• EXERCISE TASK: Would you write out the entries below, every one of them, exactly?
━━━━━ TASK INPUTS
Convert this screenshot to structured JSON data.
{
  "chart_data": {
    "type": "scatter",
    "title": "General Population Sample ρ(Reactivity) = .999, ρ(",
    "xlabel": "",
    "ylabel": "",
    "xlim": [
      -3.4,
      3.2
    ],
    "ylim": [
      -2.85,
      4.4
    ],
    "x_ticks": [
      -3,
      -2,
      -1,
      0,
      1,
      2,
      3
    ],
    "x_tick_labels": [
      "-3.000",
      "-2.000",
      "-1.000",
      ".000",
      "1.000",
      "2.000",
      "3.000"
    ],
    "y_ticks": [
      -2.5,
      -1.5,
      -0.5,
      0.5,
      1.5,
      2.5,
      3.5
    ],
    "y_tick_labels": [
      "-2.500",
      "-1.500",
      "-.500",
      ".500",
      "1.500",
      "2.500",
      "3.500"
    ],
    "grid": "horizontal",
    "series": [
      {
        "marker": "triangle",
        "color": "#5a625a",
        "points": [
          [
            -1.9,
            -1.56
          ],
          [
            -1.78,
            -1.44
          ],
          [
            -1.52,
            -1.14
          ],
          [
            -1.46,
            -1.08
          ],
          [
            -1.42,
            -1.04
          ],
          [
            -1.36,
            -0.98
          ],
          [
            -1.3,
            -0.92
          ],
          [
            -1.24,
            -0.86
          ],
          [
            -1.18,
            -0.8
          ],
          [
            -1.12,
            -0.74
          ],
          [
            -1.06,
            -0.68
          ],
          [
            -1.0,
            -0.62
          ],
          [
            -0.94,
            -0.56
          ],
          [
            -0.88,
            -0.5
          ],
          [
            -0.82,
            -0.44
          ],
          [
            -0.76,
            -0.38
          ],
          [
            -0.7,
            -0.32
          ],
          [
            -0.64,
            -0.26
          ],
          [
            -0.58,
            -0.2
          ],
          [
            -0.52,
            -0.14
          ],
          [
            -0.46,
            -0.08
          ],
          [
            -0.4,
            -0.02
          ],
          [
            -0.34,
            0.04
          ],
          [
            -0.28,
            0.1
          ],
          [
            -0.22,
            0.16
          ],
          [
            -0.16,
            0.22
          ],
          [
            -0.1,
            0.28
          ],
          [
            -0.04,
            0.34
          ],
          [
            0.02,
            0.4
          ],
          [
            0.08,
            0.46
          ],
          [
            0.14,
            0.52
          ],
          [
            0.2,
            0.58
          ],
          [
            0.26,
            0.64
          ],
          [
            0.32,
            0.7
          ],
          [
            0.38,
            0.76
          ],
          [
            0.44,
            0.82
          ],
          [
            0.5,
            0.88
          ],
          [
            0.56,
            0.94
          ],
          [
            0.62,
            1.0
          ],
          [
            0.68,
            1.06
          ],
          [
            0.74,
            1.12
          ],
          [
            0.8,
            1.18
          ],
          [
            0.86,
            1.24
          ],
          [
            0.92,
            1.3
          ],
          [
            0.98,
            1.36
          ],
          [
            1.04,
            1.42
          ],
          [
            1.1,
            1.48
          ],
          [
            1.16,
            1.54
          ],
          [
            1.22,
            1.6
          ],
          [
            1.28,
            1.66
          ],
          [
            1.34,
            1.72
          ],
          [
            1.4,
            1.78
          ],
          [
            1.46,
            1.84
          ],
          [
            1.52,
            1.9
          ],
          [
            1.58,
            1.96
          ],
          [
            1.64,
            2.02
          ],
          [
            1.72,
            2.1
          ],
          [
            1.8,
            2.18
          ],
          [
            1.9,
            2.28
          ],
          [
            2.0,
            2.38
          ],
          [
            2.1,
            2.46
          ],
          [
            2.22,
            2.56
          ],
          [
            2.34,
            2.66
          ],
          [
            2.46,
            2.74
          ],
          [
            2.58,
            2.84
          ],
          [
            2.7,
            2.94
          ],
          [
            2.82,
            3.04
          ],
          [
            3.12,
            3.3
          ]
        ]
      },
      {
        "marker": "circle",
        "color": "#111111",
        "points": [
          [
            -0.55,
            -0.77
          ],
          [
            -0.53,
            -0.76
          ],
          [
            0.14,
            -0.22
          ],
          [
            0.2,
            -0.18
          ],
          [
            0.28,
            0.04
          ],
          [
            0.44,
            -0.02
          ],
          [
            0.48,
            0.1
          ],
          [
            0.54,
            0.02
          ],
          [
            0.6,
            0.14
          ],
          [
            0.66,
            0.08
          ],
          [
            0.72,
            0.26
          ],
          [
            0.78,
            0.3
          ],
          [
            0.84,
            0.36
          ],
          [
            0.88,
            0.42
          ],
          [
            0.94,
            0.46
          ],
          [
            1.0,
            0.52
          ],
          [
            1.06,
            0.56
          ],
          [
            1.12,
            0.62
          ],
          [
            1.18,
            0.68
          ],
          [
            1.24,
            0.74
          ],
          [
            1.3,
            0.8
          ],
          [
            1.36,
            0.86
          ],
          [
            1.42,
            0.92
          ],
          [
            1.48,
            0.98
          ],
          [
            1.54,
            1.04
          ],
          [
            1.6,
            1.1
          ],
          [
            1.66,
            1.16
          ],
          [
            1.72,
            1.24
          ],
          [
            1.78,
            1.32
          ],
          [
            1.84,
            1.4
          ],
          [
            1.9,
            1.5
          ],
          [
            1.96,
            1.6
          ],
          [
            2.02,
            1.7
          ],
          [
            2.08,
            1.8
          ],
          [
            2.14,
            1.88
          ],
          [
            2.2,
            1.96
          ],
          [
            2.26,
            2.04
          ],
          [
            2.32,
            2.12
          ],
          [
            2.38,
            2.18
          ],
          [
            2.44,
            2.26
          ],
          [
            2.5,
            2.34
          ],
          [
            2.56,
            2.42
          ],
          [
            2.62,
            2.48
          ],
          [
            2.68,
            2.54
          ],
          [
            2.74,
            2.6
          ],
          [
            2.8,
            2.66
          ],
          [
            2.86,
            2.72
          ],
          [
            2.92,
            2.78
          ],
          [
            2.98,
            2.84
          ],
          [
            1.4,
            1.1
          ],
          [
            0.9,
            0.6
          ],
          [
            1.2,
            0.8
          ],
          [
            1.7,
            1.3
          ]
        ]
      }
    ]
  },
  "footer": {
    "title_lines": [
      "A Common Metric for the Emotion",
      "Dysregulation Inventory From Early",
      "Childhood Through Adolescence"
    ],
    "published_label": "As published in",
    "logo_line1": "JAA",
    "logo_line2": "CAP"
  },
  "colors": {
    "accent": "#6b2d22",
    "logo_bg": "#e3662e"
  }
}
━━━━━━━━━━
• THE REPLY:
Convert this screenshot to structured JSON data.
{
  "chart_data": {
    "type": "scatter",
    "title": "General Population Sample ρ(Reactivity) = .999, ρ(",
    "xlabel": "",
    "ylabel": "",
    "xlim": [
      -3.4,
      3.2
    ],
    "ylim": [
      -2.85,
      4.4
    ],
    "x_ticks": [
      -3,
      -2,
      -1,
      0,
      1,
      2,
      3
    ],
    "x_tick_labels": [
      "-3.000",
      "-2.000",
      "-1.000",
      ".000",
      "1.000",
      "2.000",
      "3.000"
    ],
    "y_ticks": [
      -2.5,
      -1.5,
      -0.5,
      0.5,
      1.5,
      2.5,
      3.5
    ],
    "y_tick_labels": [
      "-2.500",
      "-1.500",
      "-.500",
      ".500",
      "1.500",
      "2.500",
      "3.500"
    ],
    "grid": "horizontal",
    "series": [
      {
        "marker": "triangle",
        "color": "#5a625a",
        "points": [
          [
            -1.9,
            -1.56
          ],
          [
            -1.78,
            -1.44
          ],
          [
            -1.52,
            -1.14
          ],
          [
            -1.46,
            -1.08
          ],
          [
            -1.42,
            -1.04
          ],
          [
            -1.36,
            -0.98
          ],
          [
            -1.3,
            -0.92
          ],
          [
            -1.24,
            -0.86
          ],
          [
            -1.18,
            -0.8
          ],
          [
            -1.12,
            -0.74
          ],
          [
            -1.06,
            -0.68
          ],
          [
            -1.0,
            -0.62
          ],
          [
            -0.94,
            -0.56
          ],
          [
            -0.88,
            -0.5
          ],
          [
            -0.82,
            -0.44
          ],
          [
            -0.76,
            -0.38
          ],
          [
            -0.7,
            -0.32
          ],
          [
            -0.64,
            -0.26
          ],
          [
            -0.58,
            -0.2
          ],
          [
            -0.52,
            -0.14
          ],
          [
            -0.46,
            -0.08
          ],
          [
            -0.4,
            -0.02
          ],
          [
            -0.34,
            0.04
          ],
          [
            -0.28,
            0.1
          ],
          [
            -0.22,
            0.16
          ],
          [
            -0.16,
            0.22
          ],
          [
            -0.1,
            0.28
          ],
          [
            -0.04,
            0.34
          ],
          [
            0.02,
            0.4
          ],
          [
            0.08,
            0.46
          ],
          [
            0.14,
            0.52
          ],
          [
            0.2,
            0.58
          ],
          [
            0.26,
            0.64
          ],
          [
            0.32,
            0.7
          ],
          [
            0.38,
            0.76
          ],
          [
            0.44,
            0.82
          ],
          [
            0.5,
            0.88
          ],
          [
            0.56,
            0.94
          ],
          [
            0.62,
            1.0
          ],
          [
            0.68,
            1.06
          ],
          [
            0.74,
            1.12
          ],
          [
            0.8,
            1.18
          ],
          [
            0.86,
            1.24
          ],
          [
            0.92,
            1.3
          ],
          [
            0.98,
            1.36
          ],
          [
            1.04,
            1.42
          ],
          [
            1.1,
            1.48
          ],
          [
            1.16,
            1.54
          ],
          [
            1.22,
            1.6
          ],
          [
            1.28,
            1.66
          ],
          [
            1.34,
            1.72
          ],
          [
            1.4,
            1.78
          ],
          [
            1.46,
            1.84
          ],
          [
            1.52,
            1.9
          ],
          [
            1.58,
            1.96
          ],
          [
            1.64,
            2.02
          ],
          [
            1.72,
            2.1
          ],
          [
            1.8,
            2.18
          ],
          [
            1.9,
            2.28
          ],
          [
            2.0,
            2.38
          ],
          [
            2.1,
            2.46
          ],
          [
            2.22,
            2.56
          ],
          [
            2.34,
            2.66
          ],
          [
            2.46,
            2.74
          ],
          [
            2.58,
            2.84
          ],
          [
            2.7,
            2.94
          ],
          [
            2.82,
            3.04
          ],
          [
            3.12,
            3.3
          ]
        ]
      },
      {
        "marker": "circle",
        "color": "#111111",
        "points": [
          [
            -0.55,
            -0.77
          ],
          [
            -0.53,
            -0.76
          ],
          [
            0.14,
            -0.22
          ],
          [
            0.2,
            -0.18
          ],
          [
            0.28,
            0.04
          ],
          [
            0.44,
            -0.02
          ],
          [
            0.48,
            0.1
          ],
          [
            0.54,
            0.02
          ],
          [
            0.6,
            0.14
          ],
          [
            0.66,
            0.08
          ],
          [
            0.72,
            0.26
          ],
          [
            0.78,
            0.3
          ],
          [
            0.84,
            0.36
          ],
          [
            0.88,
            0.42
          ],
          [
            0.94,
            0.46
          ],
          [
            1.0,
            0.52
          ],
          [
            1.06,
            0.56
          ],
          [
            1.12,
            0.62
          ],
          [
            1.18,
            0.68
          ],
          [
            1.24,
            0.74
          ],
          [
            1.3,
            0.8
          ],
          [
            1.36,
            0.86
          ],
          [
            1.42,
            0.92
          ],
          [
            1.48,
            0.98
          ],
          [
            1.54,
            1.04
          ],
          [
            1.6,
            1.1
          ],
          [
            1.66,
            1.16
          ],
          [
            1.72,
            1.24
          ],
          [
            1.78,
            1.32
          ],
          [
            1.84,
            1.4
          ],
          [
            1.9,
            1.5
          ],
          [
            1.96,
            1.6
          ],
          [
            2.02,
            1.7
          ],
          [
            2.08,
            1.8
          ],
          [
            2.14,
            1.88
          ],
          [
            2.2,
            1.96
          ],
          [
            2.26,
            2.04
          ],
          [
            2.32,
            2.12
          ],
          [
            2.38,
            2.18
          ],
          [
            2.44,
            2.26
          ],
          [
            2.5,
            2.34
          ],
          [
            2.56,
            2.42
          ],
          [
            2.62,
            2.48
          ],
          [
            2.68,
            2.54
          ],
          [
            2.74,
            2.6
          ],
          [
            2.8,
            2.66
          ],
          [
            2.86,
            2.72
          ],
          [
            2.92,
            2.78
          ],
          [
            2.98,
            2.84
          ],
          [
            1.4,
            1.1
          ],
          [
            0.9,
            0.6
          ],
          [
            1.2,
            0.8
          ],
          [
            1.7,
            1.3
          ]
        ]
      }
    ]
  },
  "footer": {
    "title_lines": [
      "A Common Metric for the Emotion",
      "Dysregulation Inventory From Early",
      "Childhood Through Adolescence"
    ],
    "published_label": "As published in",
    "logo_line1": "JAA",
    "logo_line2": "CAP"
  },
  "colors": {
    "accent": "#6b2d22",
    "logo_bg": "#e3662e"
  }
}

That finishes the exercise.